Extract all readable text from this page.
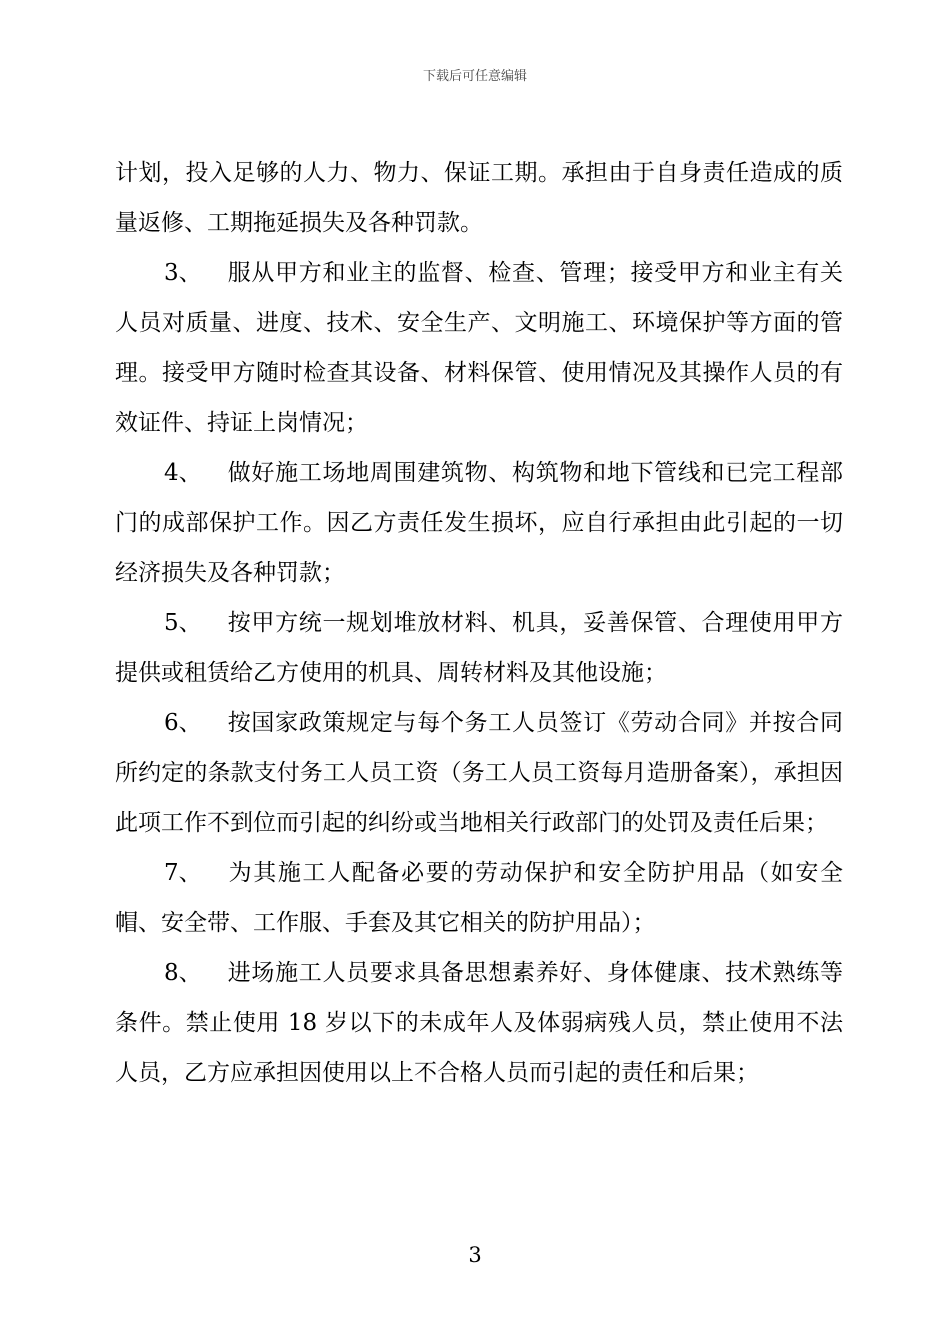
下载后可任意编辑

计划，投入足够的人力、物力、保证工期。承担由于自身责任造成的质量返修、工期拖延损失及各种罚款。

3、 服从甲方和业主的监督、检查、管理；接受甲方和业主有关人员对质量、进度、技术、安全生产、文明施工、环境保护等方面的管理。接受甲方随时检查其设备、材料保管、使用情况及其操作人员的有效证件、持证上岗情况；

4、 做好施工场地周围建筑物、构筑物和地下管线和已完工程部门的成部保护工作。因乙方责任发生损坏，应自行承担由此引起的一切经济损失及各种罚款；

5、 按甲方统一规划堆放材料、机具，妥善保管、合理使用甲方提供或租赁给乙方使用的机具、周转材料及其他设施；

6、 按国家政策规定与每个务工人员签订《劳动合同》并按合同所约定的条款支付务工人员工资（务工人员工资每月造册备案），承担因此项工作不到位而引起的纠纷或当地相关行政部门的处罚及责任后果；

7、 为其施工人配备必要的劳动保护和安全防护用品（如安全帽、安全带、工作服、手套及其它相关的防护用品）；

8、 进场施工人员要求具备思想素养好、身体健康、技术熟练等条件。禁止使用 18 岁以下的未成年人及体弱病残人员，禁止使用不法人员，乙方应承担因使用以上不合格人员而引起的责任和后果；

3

#####

◆ **To be done**: Drop the images and quote the entries word for word.

◆ **Output for this exercise**:
Extract all readable text from this page.
下载后可任意编辑

计划，投入足够的人力、物力、保证工期。承担由于自身责任造成的质量返修、工期拖延损失及各种罚款。

3、 服从甲方和业主的监督、检查、管理；接受甲方和业主有关人员对质量、进度、技术、安全生产、文明施工、环境保护等方面的管理。接受甲方随时检查其设备、材料保管、使用情况及其操作人员的有效证件、持证上岗情况；

4、 做好施工场地周围建筑物、构筑物和地下管线和已完工程部门的成部保护工作。因乙方责任发生损坏，应自行承担由此引起的一切经济损失及各种罚款；

5、 按甲方统一规划堆放材料、机具，妥善保管、合理使用甲方提供或租赁给乙方使用的机具、周转材料及其他设施；

6、 按国家政策规定与每个务工人员签订《劳动合同》并按合同所约定的条款支付务工人员工资（务工人员工资每月造册备案），承担因此项工作不到位而引起的纠纷或当地相关行政部门的处罚及责任后果；

7、 为其施工人配备必要的劳动保护和安全防护用品（如安全帽、安全带、工作服、手套及其它相关的防护用品）；

8、 进场施工人员要求具备思想素养好、身体健康、技术熟练等条件。禁止使用 18 岁以下的未成年人及体弱病残人员，禁止使用不法人员，乙方应承担因使用以上不合格人员而引起的责任和后果；

3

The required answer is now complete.